WORK TO BE COMPLETED.
Give every entry again, unchanged, and leave its images out.
━━━ SOURCE DATA
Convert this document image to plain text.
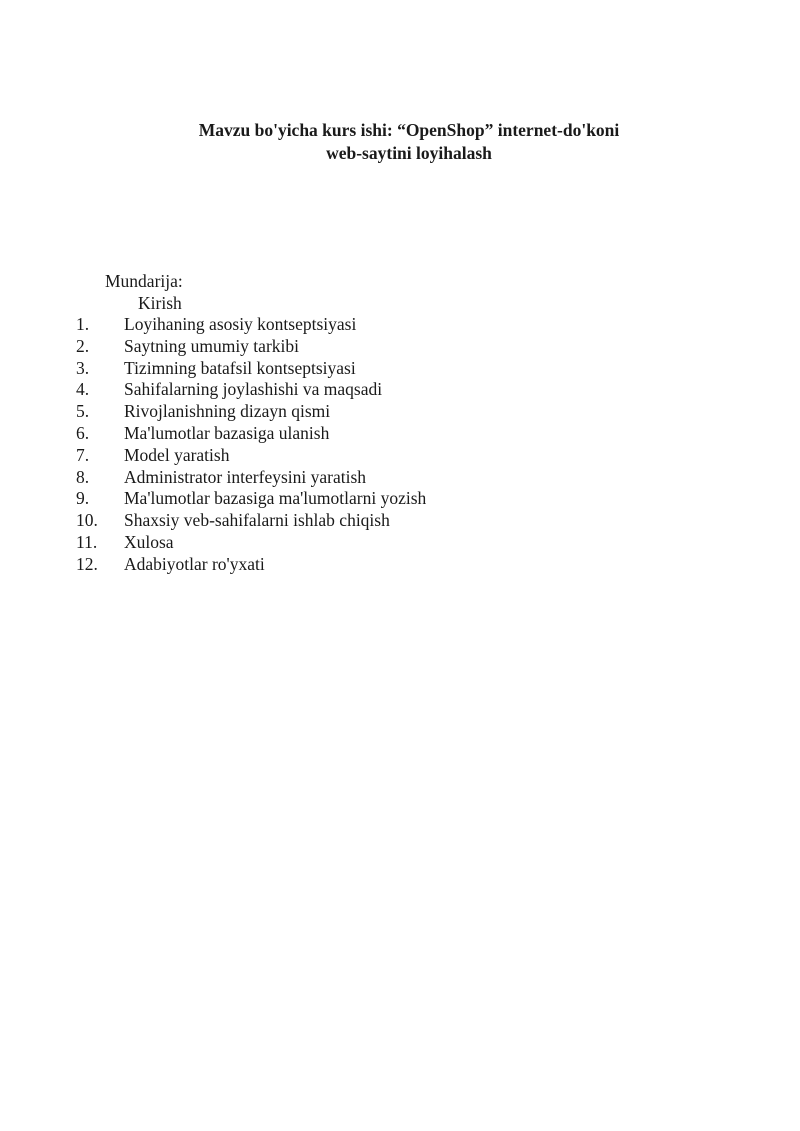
Mavzu bo'yicha kurs ishi: “OpenShop” internet-do'koni
web-saytini loyihalash
Mundarija:
Kirish
1. Loyihaning asosiy kontseptsiyasi
2. Saytning umumiy tarkibi
3. Tizimning batafsil kontseptsiyasi
4. Sahifalarning joylashishi va maqsadi
5. Rivojlanishning dizayn qismi
6. Ma'lumotlar bazasiga ulanish
7. Model yaratish
8. Administrator interfeysini yaratish
9. Ma'lumotlar bazasiga ma'lumotlarni yozish
10. Shaxsiy veb-sahifalarni ishlab chiqish
11. Xulosa
12. Adabiyotlar ro'yxati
━━━━━━
FINAL ANSWER.
Convert this document image to plain text.
Mavzu bo'yicha kurs ishi: “OpenShop” internet-do'koni
web-saytini loyihalash
Mundarija:
Kirish
1. Loyihaning asosiy kontseptsiyasi
2. Saytning umumiy tarkibi
3. Tizimning batafsil kontseptsiyasi
4. Sahifalarning joylashishi va maqsadi
5. Rivojlanishning dizayn qismi
6. Ma'lumotlar bazasiga ulanish
7. Model yaratish
8. Administrator interfeysini yaratish
9. Ma'lumotlar bazasiga ma'lumotlarni yozish
10. Shaxsiy veb-sahifalarni ishlab chiqish
11. Xulosa
12. Adabiyotlar ro'yxati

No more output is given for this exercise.